+++ MATERIALS PROVIDED
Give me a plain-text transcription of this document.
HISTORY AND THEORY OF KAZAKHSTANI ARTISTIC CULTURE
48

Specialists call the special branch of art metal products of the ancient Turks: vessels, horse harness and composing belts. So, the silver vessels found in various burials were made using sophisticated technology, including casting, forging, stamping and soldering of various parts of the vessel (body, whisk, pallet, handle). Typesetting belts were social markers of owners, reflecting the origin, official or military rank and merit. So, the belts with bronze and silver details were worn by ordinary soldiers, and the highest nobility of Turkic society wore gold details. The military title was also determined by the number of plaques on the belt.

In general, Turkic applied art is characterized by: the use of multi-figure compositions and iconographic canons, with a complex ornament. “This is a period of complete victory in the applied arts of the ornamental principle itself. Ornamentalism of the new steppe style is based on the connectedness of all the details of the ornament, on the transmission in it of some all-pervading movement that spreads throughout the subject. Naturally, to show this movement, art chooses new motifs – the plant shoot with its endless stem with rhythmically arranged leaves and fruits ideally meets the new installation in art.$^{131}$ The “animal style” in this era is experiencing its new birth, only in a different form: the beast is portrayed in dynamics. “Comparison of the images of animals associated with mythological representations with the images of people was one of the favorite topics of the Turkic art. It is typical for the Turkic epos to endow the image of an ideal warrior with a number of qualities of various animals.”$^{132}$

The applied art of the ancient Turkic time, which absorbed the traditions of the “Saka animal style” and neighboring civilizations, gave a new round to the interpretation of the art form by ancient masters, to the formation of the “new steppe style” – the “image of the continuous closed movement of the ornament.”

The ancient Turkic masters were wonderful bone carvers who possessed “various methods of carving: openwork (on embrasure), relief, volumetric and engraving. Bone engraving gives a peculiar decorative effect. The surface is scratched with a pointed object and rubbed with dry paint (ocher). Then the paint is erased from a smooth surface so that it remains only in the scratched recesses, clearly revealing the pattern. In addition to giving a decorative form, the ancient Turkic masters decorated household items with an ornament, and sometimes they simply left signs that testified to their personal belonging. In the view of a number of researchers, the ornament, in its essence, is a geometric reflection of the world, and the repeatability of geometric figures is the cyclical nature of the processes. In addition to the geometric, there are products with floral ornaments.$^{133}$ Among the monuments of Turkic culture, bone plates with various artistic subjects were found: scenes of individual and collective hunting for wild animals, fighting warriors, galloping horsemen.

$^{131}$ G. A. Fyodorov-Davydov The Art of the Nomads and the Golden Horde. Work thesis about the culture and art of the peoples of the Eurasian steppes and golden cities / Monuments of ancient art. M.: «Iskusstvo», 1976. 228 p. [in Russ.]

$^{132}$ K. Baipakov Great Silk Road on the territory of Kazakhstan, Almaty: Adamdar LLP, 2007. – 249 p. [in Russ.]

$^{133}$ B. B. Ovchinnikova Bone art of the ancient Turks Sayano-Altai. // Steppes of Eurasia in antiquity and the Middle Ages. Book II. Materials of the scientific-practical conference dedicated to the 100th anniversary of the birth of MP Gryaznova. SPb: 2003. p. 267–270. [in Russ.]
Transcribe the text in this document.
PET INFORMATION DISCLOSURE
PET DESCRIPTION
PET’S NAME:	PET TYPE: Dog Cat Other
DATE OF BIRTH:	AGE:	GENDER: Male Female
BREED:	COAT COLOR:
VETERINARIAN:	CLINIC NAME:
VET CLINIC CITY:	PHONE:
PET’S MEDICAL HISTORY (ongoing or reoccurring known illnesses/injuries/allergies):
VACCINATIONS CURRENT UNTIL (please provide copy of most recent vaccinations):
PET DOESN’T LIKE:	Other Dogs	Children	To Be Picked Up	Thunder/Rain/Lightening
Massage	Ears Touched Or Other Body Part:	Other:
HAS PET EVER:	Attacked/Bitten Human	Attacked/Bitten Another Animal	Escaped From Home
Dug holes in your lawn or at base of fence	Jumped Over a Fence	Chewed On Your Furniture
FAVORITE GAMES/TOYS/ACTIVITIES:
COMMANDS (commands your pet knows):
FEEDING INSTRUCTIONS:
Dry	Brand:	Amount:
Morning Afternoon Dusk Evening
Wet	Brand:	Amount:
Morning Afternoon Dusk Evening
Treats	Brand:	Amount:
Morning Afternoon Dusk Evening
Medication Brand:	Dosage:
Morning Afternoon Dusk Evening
++++++
## DIRECTIONS
The lines to reproduce run from the line containing "Transcribe the text in this document." to the end of the listing; write them out exactly and add nothing.

## EXPECTED ANSWER
Transcribe the text in this document.
PET INFORMATION DISCLOSURE
PET DESCRIPTION
PET’S NAME:	PET TYPE: Dog Cat Other
DATE OF BIRTH:	AGE:	GENDER: Male Female
BREED:	COAT COLOR:
VETERINARIAN:	CLINIC NAME:
VET CLINIC CITY:	PHONE:
PET’S MEDICAL HISTORY (ongoing or reoccurring known illnesses/injuries/allergies):
VACCINATIONS CURRENT UNTIL (please provide copy of most recent vaccinations):
PET DOESN’T LIKE:	Other Dogs	Children	To Be Picked Up	Thunder/Rain/Lightening
Massage	Ears Touched Or Other Body Part:	Other:
HAS PET EVER:	Attacked/Bitten Human	Attacked/Bitten Another Animal	Escaped From Home
Dug holes in your lawn or at base of fence	Jumped Over a Fence	Chewed On Your Furniture
FAVORITE GAMES/TOYS/ACTIVITIES:
COMMANDS (commands your pet knows):
FEEDING INSTRUCTIONS:
Dry	Brand:	Amount:
Morning Afternoon Dusk Evening
Wet	Brand:	Amount:
Morning Afternoon Dusk Evening
Treats	Brand:	Amount:
Morning Afternoon Dusk Evening
Medication Brand:	Dosage:
Morning Afternoon Dusk Evening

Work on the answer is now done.